** Begin SUPPLIED MATERIAL **

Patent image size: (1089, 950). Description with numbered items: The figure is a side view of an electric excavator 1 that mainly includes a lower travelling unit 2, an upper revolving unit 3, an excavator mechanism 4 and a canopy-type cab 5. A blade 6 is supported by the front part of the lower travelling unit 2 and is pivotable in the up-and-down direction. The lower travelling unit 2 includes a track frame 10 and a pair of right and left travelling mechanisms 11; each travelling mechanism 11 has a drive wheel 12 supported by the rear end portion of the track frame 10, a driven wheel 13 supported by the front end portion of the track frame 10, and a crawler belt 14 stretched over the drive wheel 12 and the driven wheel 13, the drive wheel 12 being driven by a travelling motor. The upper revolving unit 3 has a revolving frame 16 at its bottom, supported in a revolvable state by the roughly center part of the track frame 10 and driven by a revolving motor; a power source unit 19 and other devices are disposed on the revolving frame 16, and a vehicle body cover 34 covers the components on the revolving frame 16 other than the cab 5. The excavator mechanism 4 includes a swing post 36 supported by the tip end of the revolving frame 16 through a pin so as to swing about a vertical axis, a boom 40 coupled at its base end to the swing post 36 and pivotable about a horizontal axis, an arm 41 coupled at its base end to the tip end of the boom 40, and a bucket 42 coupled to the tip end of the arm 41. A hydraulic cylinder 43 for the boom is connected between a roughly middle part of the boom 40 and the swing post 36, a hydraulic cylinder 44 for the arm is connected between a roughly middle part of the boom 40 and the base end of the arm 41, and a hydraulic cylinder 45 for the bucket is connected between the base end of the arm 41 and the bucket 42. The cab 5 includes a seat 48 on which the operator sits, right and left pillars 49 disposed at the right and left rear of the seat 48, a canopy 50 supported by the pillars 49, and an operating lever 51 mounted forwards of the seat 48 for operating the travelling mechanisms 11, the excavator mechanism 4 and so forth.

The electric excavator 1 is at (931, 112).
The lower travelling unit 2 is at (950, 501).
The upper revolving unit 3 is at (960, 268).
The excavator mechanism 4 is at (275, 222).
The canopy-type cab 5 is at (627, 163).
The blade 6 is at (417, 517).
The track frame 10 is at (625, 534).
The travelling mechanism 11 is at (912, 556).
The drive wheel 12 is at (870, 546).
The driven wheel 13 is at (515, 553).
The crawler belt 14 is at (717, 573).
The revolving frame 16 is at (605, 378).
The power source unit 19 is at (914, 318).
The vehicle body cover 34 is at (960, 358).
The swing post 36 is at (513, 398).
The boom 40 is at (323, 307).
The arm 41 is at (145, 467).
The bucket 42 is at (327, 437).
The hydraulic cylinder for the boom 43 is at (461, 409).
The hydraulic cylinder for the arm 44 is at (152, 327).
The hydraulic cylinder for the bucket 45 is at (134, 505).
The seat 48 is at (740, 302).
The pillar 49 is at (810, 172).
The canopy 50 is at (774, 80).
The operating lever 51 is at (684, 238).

** End SUPPLIED MATERIAL **

§ EXERCISE DETAILS
Please count the lines in the entries above that contain the word "power", and reply with that number alone.

§ OUTPUT
2